▸ **Exercise 1**:
Duplicate the part of the forum thread on roasted peppers between "# Alessi Sweet" and "with these things?", inclusive.

# Alessi Sweet Roasted Italian Peppers? (Jar)



## Mylegsbig (May 17, 2005)

Hey i bought a jar of these sweet roasted italian style peppers in a glass jar from Alessi.  I figured they would be good on some kind of pasta.


What can i do with these?  Would they go with a penne with olive oil + mushrooms + parmesan cheese type dish?

What else can i do with these things?


----------



## jkath (May 17, 2005)

this recipe's getting around! I just posted it for luvs when she asked what to do with jarred artichoke hearts. 
This is a really easy recipe - hope it helps.

* Italian Country Chicken TNT

3 Tbsp olive oil*
*1 large onion, cut into eighths*
*2 garlic cloves, minced*
*1 lb. boneless chicken breasts, cut into thin strips*
*salt and pepper*
*1-1/2 (6oz. each) jars of undrained marinated artichoke hearts*
*1 (7oz.) jar roasted red bell peppers, undrained*
*1/2 c. sliced black olives, drained*
*3/4 lb. tricolor fusilli, cooked, drained and still hot*
*Fresh grated parmesan*

*Heat oil in heavy large skillet over medium heat.*
*Add onion and garlic and cook till almost clear stirring occasionally, about 8 minutes. Add chicken and stir till meat is cooked through (about 5-7 min). Mix in artichoke hearts, peppers and olives. Heat through. Season with salt and pepper if desired. Pour over pasta and mix thoroughly. Sprinkle parmesan on top of each individual serving bowl.*


----------



## abjcooking (May 17, 2005)

On everyday italian Gida sliced them and put them onto a toasted piece of baguette with a touch of olive oil and after toasted she sliced them and put them onto the toast with some smoked mozzarella and stuck it under the broiler.  Makes a nice side dish.

I have also put them into pimiento cheese, Chicken a la King, Creamed chicken and biscuits, Chicken Tetrazzini, and Chicken Sensational.  http://www.discusscooking.com/forums/showthread.php?t=5905&highlight=chicken+sensational


----------



## HanArt (May 17, 2005)

I roast my own (in the fall when they're cheap) and keep a supply in the freezer for roasted pepper soup. It's awesome stuff! You can make it healthy with just chicken broth, or decadent with heavy cream. It's also nice with the addition of shrimp.


----------



## jennyema (May 18, 2005)

Salads

Antipasti Platters

Crostini

Sauteed Chicken And Fish


----------



## luvs (May 18, 2005)

they're good with provolone cheese sammiches on multi-grain bread.


----------

▸ **Exercise 2**:
Present the lines of the entries, from the first line through the line holding "opt-other-org: Other bbox=[366, 343, 394, 355]", inclusive, as a numbered list. Skip any blank lines.

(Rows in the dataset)
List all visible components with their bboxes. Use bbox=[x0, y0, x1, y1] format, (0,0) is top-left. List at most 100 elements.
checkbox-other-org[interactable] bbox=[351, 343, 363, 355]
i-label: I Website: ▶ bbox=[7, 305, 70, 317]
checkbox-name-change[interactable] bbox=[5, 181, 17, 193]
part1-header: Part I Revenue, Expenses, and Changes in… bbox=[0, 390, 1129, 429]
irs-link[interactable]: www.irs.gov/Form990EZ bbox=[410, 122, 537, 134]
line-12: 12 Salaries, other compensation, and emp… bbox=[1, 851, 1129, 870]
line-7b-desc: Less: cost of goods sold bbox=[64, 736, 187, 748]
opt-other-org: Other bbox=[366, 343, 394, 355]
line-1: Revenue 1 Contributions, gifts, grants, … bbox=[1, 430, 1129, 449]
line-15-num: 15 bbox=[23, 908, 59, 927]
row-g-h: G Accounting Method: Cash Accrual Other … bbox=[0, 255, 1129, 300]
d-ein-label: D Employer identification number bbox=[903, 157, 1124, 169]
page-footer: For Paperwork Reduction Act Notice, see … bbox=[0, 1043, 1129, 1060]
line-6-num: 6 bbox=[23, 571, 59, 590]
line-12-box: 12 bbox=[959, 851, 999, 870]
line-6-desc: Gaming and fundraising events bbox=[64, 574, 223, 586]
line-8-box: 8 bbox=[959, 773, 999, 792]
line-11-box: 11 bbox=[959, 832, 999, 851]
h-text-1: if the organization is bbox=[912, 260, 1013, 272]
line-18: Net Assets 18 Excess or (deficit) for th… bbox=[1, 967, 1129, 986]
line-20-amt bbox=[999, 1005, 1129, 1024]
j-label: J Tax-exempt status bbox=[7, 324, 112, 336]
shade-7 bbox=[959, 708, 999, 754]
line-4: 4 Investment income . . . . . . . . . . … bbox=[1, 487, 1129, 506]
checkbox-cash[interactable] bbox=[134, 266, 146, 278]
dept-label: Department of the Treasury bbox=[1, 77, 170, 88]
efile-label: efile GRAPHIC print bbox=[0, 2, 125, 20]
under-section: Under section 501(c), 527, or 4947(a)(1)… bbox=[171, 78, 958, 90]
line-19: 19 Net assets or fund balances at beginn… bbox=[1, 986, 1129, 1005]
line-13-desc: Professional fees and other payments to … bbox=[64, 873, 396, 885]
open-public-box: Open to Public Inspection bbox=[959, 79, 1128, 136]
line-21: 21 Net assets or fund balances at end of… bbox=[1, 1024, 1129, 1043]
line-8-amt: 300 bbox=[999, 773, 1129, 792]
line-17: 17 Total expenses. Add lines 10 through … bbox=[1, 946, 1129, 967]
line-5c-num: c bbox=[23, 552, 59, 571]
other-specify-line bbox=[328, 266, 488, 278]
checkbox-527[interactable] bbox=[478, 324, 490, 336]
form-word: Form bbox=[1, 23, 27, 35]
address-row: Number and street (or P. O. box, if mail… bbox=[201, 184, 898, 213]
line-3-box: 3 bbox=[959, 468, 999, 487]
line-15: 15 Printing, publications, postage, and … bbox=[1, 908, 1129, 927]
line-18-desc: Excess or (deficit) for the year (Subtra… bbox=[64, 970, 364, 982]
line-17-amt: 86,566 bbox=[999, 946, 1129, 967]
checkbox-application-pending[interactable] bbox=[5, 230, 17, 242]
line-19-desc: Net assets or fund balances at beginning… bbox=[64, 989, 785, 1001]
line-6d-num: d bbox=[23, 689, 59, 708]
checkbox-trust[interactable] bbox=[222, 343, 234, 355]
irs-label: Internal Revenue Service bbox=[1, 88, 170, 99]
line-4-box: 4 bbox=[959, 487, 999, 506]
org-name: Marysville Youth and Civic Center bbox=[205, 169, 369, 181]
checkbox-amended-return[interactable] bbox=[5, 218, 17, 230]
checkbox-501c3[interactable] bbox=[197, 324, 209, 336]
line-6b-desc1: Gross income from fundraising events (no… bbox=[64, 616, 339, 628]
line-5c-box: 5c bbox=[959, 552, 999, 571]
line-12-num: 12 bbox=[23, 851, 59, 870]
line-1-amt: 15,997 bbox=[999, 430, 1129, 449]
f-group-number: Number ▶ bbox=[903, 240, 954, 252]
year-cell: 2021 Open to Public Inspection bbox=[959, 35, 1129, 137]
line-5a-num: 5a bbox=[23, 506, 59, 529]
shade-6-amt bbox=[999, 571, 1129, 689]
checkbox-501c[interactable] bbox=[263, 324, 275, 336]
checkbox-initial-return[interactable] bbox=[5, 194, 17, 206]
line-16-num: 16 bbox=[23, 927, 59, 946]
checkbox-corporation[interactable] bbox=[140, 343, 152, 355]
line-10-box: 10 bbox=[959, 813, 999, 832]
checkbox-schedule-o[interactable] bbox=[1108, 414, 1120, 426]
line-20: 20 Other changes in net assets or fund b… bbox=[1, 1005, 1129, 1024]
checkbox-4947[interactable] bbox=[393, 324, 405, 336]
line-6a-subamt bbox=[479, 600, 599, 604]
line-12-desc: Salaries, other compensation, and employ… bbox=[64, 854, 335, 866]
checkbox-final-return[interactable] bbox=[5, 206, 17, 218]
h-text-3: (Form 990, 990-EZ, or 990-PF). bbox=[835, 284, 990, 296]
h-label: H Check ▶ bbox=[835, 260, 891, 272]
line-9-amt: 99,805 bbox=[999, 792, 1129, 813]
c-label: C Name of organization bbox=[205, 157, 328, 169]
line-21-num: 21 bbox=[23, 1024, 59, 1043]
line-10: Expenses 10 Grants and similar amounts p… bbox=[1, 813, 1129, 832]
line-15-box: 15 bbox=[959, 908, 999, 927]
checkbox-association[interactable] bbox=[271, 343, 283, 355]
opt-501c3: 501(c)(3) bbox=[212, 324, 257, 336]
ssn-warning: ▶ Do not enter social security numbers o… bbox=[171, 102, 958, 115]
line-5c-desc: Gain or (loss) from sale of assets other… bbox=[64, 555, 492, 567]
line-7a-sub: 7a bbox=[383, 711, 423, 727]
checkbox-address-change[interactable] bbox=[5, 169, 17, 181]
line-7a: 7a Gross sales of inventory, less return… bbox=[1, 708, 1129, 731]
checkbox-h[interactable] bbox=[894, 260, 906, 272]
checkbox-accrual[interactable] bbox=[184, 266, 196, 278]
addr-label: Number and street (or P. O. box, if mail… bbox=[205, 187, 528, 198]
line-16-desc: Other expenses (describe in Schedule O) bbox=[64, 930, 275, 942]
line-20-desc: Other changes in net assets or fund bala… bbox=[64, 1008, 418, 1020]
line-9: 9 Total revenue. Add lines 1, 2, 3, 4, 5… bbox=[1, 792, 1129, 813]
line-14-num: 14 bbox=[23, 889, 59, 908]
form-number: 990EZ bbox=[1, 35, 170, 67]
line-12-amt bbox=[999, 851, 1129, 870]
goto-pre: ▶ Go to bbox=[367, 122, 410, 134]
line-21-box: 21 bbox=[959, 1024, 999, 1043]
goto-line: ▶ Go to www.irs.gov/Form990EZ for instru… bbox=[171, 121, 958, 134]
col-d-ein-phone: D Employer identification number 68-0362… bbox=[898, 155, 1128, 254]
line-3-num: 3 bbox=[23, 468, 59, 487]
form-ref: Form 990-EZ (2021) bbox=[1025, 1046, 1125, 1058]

▸ **Task output 1**:
# Alessi Sweet Roasted Italian Peppers? (Jar)



## Mylegsbig (May 17, 2005)

Hey i bought a jar of these sweet roasted italian style peppers in a glass jar from Alessi.  I figured they would be good on some kind of pasta.


What can i do with these?  Would they go with a penne with olive oil + mushrooms + parmesan cheese type dish?

What else can i do with these things?

▸ **Task output 2**:
1. List all visible components with their bboxes. Use bbox=[x0, y0, x1, y1] format, (0,0) is top-left. List at most 100 elements.
2. checkbox-other-org[interactable] bbox=[351, 343, 363, 355]
3. i-label: I Website: ▶ bbox=[7, 305, 70, 317]
4. checkbox-name-change[interactable] bbox=[5, 181, 17, 193]
5. part1-header: Part I Revenue, Expenses, and Changes in… bbox=[0, 390, 1129, 429]
6. irs-link[interactable]: www.irs.gov/Form990EZ bbox=[410, 122, 537, 134]
7. line-12: 12 Salaries, other compensation, and emp… bbox=[1, 851, 1129, 870]
8. line-7b-desc: Less: cost of goods sold bbox=[64, 736, 187, 748]
9. opt-other-org: Other bbox=[366, 343, 394, 355]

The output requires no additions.